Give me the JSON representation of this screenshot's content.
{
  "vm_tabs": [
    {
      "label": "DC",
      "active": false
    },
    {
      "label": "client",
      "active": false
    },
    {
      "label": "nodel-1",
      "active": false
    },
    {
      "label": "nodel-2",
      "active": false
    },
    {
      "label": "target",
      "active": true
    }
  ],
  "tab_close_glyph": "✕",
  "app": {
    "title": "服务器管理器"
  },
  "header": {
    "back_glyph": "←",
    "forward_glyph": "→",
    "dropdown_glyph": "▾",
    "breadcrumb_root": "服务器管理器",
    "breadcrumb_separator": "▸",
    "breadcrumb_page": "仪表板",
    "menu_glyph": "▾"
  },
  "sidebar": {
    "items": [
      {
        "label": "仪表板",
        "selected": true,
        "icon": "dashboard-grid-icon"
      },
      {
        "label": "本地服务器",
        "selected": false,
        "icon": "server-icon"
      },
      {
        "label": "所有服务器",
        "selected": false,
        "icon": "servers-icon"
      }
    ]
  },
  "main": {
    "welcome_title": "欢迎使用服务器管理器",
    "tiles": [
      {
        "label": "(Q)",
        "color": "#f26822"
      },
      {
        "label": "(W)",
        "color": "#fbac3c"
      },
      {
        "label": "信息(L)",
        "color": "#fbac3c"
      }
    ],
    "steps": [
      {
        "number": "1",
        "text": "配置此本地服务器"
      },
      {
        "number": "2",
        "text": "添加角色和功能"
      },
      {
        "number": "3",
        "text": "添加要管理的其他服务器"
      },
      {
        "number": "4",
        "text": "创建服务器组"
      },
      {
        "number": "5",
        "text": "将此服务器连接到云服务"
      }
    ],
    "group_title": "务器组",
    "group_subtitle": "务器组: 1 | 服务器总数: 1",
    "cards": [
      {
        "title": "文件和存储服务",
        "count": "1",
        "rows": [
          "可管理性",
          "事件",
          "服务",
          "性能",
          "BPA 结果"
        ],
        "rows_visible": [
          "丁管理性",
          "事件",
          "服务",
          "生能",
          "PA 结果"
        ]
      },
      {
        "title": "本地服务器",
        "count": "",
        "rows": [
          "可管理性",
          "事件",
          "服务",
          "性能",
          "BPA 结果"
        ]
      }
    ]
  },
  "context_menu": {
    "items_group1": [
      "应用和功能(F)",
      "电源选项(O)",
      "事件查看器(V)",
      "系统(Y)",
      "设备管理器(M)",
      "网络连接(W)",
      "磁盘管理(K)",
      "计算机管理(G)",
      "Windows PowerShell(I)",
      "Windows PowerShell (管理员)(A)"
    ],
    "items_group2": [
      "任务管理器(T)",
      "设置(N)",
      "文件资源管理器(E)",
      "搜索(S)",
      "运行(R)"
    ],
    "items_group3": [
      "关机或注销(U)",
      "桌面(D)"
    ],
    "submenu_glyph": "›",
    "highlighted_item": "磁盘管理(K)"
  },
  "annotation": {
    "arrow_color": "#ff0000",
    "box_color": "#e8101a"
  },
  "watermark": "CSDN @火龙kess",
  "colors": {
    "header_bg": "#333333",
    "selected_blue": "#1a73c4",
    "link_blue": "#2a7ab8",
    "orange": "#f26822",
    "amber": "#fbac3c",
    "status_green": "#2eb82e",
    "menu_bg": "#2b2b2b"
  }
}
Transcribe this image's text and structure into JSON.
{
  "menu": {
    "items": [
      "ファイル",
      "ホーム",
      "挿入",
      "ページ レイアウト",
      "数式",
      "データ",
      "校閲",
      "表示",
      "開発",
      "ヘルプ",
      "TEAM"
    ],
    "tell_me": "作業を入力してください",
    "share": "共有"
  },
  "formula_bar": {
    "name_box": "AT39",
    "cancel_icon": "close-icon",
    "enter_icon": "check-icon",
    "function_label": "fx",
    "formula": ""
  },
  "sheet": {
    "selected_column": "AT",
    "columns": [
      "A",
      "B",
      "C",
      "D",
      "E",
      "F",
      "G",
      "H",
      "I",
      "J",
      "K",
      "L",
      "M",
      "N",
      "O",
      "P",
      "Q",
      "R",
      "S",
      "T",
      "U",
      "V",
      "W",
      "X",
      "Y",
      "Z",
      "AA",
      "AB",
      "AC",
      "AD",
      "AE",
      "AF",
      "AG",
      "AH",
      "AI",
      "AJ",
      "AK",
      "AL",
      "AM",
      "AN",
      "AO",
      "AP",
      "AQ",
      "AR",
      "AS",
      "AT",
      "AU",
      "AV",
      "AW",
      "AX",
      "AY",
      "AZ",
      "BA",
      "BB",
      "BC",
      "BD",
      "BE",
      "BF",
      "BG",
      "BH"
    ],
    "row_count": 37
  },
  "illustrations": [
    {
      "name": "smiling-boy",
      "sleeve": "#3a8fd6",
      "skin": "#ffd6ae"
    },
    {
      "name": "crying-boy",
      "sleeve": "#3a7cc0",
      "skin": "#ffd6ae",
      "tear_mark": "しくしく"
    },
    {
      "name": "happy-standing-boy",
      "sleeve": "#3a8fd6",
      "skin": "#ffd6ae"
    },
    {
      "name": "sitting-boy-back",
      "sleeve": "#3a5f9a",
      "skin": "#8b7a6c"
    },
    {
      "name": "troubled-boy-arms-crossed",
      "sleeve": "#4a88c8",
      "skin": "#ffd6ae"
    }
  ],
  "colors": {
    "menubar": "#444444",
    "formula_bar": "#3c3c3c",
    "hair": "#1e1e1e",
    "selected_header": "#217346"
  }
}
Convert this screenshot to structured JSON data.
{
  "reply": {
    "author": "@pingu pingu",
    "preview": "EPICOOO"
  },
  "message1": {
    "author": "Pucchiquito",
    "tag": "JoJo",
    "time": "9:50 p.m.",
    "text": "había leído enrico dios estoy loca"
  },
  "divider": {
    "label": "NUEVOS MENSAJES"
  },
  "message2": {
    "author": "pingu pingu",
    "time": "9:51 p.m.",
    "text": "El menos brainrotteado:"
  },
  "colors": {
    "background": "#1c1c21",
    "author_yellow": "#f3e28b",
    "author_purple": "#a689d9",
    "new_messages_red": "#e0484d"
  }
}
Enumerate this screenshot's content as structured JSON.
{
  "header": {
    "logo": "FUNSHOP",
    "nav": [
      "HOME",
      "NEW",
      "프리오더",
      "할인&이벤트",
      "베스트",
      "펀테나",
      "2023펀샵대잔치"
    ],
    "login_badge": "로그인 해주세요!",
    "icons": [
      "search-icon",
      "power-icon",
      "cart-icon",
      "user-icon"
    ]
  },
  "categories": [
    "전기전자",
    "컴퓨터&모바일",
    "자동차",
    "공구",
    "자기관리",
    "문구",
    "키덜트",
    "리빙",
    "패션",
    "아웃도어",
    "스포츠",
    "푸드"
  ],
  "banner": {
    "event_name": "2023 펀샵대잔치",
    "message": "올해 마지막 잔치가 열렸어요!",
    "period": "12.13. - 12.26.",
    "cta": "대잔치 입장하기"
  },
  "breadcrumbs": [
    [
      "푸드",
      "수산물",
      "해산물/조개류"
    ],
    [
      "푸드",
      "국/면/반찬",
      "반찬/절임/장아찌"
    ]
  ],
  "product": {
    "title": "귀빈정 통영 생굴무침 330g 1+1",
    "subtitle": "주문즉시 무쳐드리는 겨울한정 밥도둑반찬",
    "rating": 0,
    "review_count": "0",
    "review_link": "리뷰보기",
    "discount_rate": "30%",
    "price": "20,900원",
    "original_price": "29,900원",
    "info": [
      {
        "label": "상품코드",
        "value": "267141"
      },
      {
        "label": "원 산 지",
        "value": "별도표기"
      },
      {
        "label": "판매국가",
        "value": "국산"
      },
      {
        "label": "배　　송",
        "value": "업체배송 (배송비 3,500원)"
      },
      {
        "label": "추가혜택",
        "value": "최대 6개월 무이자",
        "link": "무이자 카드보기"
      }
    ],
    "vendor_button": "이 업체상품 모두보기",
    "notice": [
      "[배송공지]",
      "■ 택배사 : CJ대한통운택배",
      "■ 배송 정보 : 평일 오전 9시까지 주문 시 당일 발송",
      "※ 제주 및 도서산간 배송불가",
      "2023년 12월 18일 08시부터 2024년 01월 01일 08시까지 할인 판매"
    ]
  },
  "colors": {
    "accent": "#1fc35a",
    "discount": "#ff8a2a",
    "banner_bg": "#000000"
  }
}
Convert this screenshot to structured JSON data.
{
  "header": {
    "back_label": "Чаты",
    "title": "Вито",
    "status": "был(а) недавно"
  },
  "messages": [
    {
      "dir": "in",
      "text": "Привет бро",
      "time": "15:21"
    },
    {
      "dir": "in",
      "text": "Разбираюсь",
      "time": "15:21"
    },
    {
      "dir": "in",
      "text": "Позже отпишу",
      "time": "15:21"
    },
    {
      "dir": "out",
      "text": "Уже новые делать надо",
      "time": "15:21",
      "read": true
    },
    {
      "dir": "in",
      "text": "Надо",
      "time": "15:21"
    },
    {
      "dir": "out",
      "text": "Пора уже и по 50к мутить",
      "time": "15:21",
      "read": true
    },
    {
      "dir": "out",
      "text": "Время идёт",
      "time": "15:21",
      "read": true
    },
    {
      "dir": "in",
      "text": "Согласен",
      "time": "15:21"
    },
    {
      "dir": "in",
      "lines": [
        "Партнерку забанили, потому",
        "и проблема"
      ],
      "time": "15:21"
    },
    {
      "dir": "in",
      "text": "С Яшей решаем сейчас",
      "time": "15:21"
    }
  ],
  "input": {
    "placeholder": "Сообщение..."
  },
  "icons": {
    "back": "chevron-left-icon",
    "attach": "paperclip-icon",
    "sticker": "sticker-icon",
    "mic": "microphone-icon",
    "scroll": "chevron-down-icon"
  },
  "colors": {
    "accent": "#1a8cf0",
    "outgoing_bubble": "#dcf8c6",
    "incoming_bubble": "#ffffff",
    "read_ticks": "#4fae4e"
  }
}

+ + + + + + +

*CHALLENGE*. Extract, from the material above, each line holding the word "PowerShell".

*SOLUTION TO THE EXERCISE*.
      "Windows PowerShell(I)",
      "Windows PowerShell (管理员)(A)"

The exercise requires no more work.